**Input records:**
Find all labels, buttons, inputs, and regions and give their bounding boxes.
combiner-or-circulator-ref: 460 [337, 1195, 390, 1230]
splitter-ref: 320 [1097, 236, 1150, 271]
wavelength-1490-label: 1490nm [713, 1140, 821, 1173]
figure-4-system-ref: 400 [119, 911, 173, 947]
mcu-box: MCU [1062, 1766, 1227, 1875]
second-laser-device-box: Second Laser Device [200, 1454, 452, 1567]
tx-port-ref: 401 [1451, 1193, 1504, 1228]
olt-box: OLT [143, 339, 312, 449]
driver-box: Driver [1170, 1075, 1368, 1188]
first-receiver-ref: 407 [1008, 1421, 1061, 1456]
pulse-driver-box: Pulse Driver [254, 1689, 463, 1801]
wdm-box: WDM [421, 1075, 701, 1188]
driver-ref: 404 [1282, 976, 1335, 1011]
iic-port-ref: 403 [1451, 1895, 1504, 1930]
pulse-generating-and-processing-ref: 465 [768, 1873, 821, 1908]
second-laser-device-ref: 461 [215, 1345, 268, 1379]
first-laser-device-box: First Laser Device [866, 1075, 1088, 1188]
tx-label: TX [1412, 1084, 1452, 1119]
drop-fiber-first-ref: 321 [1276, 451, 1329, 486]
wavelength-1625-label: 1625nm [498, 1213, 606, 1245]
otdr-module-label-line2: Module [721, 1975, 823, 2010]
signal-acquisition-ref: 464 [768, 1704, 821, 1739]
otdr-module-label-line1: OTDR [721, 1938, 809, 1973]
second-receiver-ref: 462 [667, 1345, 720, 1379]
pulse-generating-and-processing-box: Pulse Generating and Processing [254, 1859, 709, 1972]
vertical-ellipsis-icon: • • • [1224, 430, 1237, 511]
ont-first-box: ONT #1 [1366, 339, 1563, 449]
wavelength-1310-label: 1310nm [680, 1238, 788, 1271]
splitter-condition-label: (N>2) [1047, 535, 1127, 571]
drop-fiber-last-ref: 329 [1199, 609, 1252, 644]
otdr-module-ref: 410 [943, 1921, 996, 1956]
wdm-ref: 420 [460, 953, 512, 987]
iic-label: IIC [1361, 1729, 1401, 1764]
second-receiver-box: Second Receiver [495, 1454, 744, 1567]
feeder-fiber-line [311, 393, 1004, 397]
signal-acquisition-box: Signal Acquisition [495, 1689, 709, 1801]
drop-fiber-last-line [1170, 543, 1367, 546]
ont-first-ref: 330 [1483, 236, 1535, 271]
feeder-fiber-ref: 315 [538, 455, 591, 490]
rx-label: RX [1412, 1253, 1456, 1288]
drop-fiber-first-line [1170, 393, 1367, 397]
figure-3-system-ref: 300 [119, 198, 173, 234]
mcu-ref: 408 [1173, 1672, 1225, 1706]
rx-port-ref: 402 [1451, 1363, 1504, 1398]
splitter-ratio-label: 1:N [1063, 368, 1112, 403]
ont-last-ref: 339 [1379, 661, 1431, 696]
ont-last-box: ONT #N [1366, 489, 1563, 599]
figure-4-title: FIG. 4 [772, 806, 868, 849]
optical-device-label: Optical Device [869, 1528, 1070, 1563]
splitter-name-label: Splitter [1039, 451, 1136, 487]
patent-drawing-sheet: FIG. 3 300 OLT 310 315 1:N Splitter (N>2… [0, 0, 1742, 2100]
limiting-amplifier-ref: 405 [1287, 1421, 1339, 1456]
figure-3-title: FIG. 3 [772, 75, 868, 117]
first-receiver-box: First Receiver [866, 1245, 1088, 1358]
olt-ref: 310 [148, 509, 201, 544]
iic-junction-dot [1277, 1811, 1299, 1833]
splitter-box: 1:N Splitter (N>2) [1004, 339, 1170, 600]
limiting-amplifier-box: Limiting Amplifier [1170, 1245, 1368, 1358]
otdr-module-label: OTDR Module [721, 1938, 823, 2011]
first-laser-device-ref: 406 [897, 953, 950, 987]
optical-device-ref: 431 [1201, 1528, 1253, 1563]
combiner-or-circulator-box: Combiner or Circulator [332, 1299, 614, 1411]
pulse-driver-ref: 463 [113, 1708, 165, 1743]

**Your task:**
Return every line of the data above verbatim, preserving its order and leaving nothing out.

**Answer:**
Find all labels, buttons, inputs, and regions and give their bounding boxes.
combiner-or-circulator-ref: 460 [337, 1195, 390, 1230]
splitter-ref: 320 [1097, 236, 1150, 271]
wavelength-1490-label: 1490nm [713, 1140, 821, 1173]
figure-4-system-ref: 400 [119, 911, 173, 947]
mcu-box: MCU [1062, 1766, 1227, 1875]
second-laser-device-box: Second Laser Device [200, 1454, 452, 1567]
tx-port-ref: 401 [1451, 1193, 1504, 1228]
olt-box: OLT [143, 339, 312, 449]
driver-box: Driver [1170, 1075, 1368, 1188]
first-receiver-ref: 407 [1008, 1421, 1061, 1456]
pulse-driver-box: Pulse Driver [254, 1689, 463, 1801]
wdm-box: WDM [421, 1075, 701, 1188]
driver-ref: 404 [1282, 976, 1335, 1011]
iic-port-ref: 403 [1451, 1895, 1504, 1930]
pulse-generating-and-processing-ref: 465 [768, 1873, 821, 1908]
second-laser-device-ref: 461 [215, 1345, 268, 1379]
first-laser-device-box: First Laser Device [866, 1075, 1088, 1188]
tx-label: TX [1412, 1084, 1452, 1119]
drop-fiber-first-ref: 321 [1276, 451, 1329, 486]
wavelength-1625-label: 1625nm [498, 1213, 606, 1245]
otdr-module-label-line2: Module [721, 1975, 823, 2010]
signal-acquisition-ref: 464 [768, 1704, 821, 1739]
otdr-module-label-line1: OTDR [721, 1938, 809, 1973]
second-receiver-ref: 462 [667, 1345, 720, 1379]
pulse-generating-and-processing-box: Pulse Generating and Processing [254, 1859, 709, 1972]
vertical-ellipsis-icon: • • • [1224, 430, 1237, 511]
ont-first-box: ONT #1 [1366, 339, 1563, 449]
wavelength-1310-label: 1310nm [680, 1238, 788, 1271]
splitter-condition-label: (N>2) [1047, 535, 1127, 571]
drop-fiber-last-ref: 329 [1199, 609, 1252, 644]
otdr-module-ref: 410 [943, 1921, 996, 1956]
wdm-ref: 420 [460, 953, 512, 987]
iic-label: IIC [1361, 1729, 1401, 1764]
second-receiver-box: Second Receiver [495, 1454, 744, 1567]
feeder-fiber-line [311, 393, 1004, 397]
signal-acquisition-box: Signal Acquisition [495, 1689, 709, 1801]
drop-fiber-last-line [1170, 543, 1367, 546]
ont-first-ref: 330 [1483, 236, 1535, 271]
feeder-fiber-ref: 315 [538, 455, 591, 490]
rx-label: RX [1412, 1253, 1456, 1288]
drop-fiber-first-line [1170, 393, 1367, 397]
figure-3-system-ref: 300 [119, 198, 173, 234]
mcu-ref: 408 [1173, 1672, 1225, 1706]
rx-port-ref: 402 [1451, 1363, 1504, 1398]
splitter-ratio-label: 1:N [1063, 368, 1112, 403]
ont-last-ref: 339 [1379, 661, 1431, 696]
ont-last-box: ONT #N [1366, 489, 1563, 599]
figure-4-title: FIG. 4 [772, 806, 868, 849]
optical-device-label: Optical Device [869, 1528, 1070, 1563]
splitter-name-label: Splitter [1039, 451, 1136, 487]
patent-drawing-sheet: FIG. 3 300 OLT 310 315 1:N Splitter (N>2… [0, 0, 1742, 2100]
limiting-amplifier-ref: 405 [1287, 1421, 1339, 1456]
figure-3-title: FIG. 3 [772, 75, 868, 117]
first-receiver-box: First Receiver [866, 1245, 1088, 1358]
olt-ref: 310 [148, 509, 201, 544]
iic-junction-dot [1277, 1811, 1299, 1833]
splitter-box: 1:N Splitter (N>2) [1004, 339, 1170, 600]
limiting-amplifier-box: Limiting Amplifier [1170, 1245, 1368, 1358]
otdr-module-label: OTDR Module [721, 1938, 823, 2011]
first-laser-device-ref: 406 [897, 953, 950, 987]
optical-device-ref: 431 [1201, 1528, 1253, 1563]
combiner-or-circulator-box: Combiner or Circulator [332, 1299, 614, 1411]
pulse-driver-ref: 463 [113, 1708, 165, 1743]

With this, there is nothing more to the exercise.